## WRITTEN INSTRUCTION
Where a line below holds the string "Holstein", copy that line.
[DATASET CONTENT start]
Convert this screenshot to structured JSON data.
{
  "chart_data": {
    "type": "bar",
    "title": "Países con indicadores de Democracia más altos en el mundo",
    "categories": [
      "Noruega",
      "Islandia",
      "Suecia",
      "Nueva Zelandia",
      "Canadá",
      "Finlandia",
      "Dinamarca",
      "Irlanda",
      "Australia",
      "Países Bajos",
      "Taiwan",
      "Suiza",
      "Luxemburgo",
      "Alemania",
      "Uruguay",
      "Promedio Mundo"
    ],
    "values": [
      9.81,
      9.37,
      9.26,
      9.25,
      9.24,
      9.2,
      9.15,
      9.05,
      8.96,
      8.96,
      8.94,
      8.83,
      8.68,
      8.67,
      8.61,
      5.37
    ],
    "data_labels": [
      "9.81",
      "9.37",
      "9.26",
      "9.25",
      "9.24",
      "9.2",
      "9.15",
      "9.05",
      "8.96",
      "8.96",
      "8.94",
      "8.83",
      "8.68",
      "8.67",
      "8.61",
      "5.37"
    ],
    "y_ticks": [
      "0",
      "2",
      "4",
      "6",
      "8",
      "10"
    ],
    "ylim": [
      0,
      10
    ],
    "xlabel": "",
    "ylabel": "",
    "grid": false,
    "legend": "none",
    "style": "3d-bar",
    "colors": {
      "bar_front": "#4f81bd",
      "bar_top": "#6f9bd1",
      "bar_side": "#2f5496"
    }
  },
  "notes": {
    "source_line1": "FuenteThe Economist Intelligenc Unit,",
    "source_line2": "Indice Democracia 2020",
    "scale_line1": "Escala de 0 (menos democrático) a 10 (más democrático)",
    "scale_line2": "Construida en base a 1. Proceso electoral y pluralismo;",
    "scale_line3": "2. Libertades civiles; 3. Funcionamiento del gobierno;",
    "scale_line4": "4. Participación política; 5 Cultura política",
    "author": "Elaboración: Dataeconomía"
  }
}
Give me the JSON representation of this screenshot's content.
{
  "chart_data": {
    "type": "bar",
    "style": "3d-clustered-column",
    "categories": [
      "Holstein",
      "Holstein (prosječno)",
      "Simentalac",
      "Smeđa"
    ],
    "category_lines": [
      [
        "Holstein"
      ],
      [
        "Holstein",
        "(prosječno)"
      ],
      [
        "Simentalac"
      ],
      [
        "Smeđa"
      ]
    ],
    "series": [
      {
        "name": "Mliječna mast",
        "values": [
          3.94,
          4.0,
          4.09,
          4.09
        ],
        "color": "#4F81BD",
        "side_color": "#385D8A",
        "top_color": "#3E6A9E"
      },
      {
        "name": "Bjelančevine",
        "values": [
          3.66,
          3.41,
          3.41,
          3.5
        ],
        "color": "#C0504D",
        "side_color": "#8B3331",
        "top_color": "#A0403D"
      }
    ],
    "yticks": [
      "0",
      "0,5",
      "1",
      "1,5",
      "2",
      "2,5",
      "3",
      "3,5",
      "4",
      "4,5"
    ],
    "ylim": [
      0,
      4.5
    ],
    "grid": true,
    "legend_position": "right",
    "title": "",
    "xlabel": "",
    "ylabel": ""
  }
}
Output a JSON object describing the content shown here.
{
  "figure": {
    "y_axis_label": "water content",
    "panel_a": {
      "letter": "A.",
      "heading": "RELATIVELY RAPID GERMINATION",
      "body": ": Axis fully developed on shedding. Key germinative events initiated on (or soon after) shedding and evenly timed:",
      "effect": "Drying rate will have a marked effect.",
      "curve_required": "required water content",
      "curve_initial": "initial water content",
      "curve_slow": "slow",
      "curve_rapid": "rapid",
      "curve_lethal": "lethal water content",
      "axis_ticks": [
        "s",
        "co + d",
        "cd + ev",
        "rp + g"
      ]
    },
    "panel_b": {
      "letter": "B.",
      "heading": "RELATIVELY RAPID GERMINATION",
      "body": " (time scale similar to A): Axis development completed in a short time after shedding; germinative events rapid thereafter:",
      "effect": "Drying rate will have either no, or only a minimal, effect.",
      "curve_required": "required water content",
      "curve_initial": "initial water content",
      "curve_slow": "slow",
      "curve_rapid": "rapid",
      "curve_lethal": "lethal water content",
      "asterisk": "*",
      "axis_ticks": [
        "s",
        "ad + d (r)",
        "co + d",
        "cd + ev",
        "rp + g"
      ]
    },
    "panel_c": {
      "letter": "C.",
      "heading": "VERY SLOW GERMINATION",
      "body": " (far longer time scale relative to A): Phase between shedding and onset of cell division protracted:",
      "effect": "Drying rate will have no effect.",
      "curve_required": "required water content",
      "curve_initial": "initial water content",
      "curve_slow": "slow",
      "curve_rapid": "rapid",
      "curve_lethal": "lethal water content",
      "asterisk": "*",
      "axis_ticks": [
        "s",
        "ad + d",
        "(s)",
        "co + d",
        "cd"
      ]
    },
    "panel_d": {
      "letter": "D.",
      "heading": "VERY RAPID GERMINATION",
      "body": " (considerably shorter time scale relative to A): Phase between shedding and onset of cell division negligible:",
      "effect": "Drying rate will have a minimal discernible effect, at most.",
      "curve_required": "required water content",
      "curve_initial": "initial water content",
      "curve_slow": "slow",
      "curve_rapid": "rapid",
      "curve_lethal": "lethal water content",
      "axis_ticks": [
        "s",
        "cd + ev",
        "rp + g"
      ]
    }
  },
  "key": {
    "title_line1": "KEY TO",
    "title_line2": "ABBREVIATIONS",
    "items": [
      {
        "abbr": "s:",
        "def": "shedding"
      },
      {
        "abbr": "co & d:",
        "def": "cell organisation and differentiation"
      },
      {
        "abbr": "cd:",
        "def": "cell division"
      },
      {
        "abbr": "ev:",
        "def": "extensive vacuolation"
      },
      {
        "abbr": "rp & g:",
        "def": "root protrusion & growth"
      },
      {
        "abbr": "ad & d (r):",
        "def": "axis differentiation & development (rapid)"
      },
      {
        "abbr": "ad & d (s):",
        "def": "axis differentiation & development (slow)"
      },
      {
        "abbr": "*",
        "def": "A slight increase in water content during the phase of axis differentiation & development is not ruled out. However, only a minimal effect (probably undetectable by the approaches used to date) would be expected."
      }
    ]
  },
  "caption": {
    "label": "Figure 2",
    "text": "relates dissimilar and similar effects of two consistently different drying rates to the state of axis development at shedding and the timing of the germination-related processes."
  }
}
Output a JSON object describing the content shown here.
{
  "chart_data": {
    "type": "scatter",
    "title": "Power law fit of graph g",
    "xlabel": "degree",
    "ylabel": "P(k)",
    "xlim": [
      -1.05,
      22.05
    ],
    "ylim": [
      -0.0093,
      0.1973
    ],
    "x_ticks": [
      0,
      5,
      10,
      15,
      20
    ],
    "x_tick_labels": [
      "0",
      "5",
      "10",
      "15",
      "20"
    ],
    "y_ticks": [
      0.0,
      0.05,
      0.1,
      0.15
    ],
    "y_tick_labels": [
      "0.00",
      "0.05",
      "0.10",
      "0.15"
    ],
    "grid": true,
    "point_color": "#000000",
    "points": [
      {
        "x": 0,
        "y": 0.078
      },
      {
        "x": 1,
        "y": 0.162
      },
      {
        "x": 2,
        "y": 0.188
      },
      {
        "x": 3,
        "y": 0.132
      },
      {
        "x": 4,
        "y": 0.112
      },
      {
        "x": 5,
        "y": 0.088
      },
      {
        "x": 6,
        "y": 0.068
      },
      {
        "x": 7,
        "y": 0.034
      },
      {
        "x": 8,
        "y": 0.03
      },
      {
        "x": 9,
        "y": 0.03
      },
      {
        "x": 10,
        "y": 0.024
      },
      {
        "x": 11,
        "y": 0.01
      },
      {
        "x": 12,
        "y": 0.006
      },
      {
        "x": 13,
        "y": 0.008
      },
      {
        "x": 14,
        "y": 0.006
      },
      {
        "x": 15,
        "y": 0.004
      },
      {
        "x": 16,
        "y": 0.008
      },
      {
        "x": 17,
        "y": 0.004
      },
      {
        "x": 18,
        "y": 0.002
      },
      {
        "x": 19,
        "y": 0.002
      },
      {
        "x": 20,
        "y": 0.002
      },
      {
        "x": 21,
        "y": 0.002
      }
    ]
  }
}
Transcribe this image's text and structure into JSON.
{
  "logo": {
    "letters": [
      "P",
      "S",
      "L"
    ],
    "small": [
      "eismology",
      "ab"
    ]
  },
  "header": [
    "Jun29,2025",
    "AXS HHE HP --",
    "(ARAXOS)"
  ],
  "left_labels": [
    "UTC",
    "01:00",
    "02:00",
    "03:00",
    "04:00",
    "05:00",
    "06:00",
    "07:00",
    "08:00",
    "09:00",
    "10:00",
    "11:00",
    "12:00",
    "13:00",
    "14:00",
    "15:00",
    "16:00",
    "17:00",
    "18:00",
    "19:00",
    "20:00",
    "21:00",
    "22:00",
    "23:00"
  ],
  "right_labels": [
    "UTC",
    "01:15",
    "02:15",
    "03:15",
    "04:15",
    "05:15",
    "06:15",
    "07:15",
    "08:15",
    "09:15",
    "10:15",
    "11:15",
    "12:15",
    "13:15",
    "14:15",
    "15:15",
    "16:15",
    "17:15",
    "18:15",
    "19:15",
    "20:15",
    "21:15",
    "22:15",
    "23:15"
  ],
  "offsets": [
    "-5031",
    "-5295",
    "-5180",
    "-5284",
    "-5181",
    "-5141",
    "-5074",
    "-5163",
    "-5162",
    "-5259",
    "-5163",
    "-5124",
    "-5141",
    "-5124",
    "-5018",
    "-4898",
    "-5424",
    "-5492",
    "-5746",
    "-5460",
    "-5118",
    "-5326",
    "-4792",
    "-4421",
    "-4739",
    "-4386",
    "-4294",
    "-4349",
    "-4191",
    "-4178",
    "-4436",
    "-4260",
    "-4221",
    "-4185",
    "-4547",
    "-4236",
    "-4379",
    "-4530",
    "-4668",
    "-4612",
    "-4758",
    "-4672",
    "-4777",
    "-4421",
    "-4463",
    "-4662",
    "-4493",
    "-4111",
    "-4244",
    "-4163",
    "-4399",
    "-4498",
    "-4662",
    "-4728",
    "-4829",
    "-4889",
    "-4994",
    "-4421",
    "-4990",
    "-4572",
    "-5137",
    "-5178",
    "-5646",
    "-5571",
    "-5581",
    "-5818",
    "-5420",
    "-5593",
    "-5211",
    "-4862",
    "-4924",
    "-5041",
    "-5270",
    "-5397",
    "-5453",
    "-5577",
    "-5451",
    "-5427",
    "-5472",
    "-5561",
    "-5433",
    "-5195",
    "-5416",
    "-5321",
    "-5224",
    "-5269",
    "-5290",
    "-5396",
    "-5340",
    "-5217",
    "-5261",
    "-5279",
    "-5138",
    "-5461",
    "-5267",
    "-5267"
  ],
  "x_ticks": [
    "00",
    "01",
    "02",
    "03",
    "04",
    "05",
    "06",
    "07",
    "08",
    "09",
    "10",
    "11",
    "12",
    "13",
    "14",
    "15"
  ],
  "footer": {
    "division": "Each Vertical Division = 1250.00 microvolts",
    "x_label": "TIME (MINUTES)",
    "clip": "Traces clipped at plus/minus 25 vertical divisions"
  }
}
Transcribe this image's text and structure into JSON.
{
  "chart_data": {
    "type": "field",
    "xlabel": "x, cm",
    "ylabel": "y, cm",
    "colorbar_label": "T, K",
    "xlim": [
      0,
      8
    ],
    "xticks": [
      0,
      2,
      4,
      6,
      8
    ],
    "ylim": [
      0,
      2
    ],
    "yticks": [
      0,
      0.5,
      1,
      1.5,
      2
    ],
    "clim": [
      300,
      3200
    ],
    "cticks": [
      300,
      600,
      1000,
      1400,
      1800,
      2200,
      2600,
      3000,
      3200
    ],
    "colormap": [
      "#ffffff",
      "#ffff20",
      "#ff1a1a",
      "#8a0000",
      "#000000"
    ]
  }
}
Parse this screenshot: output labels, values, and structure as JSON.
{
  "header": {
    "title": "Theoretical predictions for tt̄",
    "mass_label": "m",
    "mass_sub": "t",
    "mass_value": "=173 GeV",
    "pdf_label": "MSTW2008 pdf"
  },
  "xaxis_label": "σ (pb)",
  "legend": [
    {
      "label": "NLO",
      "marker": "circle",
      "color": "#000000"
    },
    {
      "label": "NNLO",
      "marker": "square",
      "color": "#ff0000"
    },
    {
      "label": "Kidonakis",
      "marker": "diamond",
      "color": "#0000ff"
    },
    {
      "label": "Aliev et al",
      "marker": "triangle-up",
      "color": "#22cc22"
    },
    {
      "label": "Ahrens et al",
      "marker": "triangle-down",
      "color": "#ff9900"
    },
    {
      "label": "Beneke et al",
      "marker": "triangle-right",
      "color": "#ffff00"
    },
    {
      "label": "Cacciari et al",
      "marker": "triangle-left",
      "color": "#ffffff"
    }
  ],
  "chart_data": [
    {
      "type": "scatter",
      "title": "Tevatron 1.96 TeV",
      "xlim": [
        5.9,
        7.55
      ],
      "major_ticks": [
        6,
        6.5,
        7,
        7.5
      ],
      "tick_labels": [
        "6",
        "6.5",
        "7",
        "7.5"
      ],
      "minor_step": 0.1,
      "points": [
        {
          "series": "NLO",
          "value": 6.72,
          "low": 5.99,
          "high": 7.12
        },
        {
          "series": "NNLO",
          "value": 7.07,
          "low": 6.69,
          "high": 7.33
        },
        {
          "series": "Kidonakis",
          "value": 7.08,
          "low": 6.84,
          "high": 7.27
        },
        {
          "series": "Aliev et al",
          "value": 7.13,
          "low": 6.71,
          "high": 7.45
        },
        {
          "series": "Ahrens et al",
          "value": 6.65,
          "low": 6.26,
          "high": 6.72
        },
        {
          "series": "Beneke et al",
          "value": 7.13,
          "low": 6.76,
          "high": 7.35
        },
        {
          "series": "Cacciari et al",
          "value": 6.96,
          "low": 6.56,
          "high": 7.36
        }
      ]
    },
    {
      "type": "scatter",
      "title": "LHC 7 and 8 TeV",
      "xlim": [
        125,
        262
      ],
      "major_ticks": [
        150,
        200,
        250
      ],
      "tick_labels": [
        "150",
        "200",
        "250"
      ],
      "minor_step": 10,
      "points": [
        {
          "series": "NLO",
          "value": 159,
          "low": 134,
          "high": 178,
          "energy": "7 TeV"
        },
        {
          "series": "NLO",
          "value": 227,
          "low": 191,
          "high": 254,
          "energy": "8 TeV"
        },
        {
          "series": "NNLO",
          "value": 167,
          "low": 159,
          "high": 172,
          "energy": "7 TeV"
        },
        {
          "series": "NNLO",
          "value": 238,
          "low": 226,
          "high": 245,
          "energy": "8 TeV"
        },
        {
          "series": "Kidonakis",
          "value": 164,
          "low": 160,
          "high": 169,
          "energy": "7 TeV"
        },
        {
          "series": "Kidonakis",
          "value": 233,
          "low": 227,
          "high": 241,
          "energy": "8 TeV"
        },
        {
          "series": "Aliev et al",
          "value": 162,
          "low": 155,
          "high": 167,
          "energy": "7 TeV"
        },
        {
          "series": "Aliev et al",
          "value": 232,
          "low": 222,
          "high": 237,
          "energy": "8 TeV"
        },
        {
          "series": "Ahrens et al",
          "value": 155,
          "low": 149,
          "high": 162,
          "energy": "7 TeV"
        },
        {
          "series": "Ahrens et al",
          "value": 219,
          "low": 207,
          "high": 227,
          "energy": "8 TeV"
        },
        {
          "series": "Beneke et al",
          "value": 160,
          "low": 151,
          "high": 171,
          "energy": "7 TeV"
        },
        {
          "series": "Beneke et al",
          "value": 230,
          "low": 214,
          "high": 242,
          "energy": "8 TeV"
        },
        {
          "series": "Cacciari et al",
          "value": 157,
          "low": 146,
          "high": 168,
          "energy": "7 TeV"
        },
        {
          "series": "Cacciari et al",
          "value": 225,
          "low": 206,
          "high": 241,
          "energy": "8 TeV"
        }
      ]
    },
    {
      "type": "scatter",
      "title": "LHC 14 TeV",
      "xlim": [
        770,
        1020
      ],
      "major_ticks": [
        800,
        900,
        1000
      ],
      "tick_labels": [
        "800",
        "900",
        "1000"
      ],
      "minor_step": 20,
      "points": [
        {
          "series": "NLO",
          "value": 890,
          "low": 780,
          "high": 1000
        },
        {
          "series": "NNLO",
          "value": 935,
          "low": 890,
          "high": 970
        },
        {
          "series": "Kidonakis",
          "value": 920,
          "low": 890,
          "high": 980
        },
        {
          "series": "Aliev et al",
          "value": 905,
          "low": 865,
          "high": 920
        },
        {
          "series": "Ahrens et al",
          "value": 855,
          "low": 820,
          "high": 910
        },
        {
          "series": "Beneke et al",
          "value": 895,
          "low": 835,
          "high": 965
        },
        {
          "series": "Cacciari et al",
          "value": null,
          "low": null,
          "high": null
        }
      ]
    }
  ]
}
[DATASET CONTENT end]
## THE SOLUTION
      "Holstein",
      "Holstein (prosječno)",
        "Holstein"
        "Holstein",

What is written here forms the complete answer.